------ Rows
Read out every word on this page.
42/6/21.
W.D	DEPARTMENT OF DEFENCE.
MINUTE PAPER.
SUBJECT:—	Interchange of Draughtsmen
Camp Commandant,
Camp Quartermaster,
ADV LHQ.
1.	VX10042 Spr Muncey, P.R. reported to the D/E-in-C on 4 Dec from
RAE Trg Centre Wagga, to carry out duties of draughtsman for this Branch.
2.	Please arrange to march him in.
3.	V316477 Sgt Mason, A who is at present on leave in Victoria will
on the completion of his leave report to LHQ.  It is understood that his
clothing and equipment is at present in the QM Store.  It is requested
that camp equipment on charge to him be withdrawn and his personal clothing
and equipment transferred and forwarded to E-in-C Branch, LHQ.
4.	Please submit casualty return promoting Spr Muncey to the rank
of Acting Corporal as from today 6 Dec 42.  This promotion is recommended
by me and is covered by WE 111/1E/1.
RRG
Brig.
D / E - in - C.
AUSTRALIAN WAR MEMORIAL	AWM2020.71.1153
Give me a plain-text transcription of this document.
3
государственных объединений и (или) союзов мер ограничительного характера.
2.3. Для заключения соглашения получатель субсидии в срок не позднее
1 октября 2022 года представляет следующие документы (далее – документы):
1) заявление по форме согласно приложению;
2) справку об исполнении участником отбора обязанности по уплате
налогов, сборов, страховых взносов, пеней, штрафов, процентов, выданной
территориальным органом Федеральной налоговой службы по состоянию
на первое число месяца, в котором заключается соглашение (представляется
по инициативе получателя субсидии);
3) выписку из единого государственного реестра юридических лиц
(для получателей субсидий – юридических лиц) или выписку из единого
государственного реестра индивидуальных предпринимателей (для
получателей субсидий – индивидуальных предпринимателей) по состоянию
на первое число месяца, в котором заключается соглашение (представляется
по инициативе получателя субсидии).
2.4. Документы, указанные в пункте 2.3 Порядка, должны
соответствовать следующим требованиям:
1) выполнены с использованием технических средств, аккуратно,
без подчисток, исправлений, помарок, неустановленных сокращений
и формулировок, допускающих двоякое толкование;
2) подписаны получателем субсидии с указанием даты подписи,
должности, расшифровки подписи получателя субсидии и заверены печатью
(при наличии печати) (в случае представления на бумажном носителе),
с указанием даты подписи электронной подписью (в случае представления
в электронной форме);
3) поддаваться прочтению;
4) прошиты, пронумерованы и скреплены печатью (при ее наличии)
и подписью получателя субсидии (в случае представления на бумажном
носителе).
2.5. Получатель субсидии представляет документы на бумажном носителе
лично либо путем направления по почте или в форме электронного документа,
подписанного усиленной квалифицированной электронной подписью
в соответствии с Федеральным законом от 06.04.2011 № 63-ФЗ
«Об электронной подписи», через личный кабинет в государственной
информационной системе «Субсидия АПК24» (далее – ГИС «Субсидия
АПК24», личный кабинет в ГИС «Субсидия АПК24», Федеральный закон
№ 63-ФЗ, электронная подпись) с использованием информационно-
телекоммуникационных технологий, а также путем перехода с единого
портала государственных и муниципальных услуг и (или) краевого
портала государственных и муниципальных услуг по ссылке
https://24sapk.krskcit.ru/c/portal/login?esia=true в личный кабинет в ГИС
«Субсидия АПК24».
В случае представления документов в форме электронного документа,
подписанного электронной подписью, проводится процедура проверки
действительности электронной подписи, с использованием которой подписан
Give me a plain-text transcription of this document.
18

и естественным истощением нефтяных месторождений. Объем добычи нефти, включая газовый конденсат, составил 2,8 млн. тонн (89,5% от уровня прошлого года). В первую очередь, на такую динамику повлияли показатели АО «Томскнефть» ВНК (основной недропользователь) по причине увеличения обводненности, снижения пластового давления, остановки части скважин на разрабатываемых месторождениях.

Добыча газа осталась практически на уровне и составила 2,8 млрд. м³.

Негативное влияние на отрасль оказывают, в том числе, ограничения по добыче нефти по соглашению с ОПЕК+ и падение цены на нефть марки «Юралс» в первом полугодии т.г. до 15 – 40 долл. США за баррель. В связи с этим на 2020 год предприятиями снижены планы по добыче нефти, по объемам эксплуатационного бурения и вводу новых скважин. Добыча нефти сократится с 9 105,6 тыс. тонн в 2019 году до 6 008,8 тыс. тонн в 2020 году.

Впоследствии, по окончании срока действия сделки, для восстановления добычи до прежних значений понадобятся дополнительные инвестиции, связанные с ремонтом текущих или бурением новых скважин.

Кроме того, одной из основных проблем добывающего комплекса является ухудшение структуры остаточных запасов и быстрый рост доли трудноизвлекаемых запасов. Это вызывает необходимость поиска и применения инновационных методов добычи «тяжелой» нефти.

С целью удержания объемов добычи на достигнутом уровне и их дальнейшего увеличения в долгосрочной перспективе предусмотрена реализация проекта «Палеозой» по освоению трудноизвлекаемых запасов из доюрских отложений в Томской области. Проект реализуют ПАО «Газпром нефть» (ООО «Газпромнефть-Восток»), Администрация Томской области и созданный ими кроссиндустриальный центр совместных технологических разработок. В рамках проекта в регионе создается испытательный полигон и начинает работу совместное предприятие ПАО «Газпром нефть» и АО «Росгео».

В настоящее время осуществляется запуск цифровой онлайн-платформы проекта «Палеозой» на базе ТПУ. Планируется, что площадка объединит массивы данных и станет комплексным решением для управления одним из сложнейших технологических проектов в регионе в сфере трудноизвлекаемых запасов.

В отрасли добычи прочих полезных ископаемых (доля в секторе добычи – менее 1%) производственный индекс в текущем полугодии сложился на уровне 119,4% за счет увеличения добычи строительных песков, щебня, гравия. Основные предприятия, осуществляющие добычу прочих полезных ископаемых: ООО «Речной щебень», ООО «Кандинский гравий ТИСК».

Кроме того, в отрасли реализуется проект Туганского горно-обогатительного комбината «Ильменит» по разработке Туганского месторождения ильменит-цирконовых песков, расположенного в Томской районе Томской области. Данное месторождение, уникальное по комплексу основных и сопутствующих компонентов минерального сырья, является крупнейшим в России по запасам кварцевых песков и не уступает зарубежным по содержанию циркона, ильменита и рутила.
------------
§ Requirements
Give the count of lines in the listing above that include "случае", with no other words.

§ Written answer
4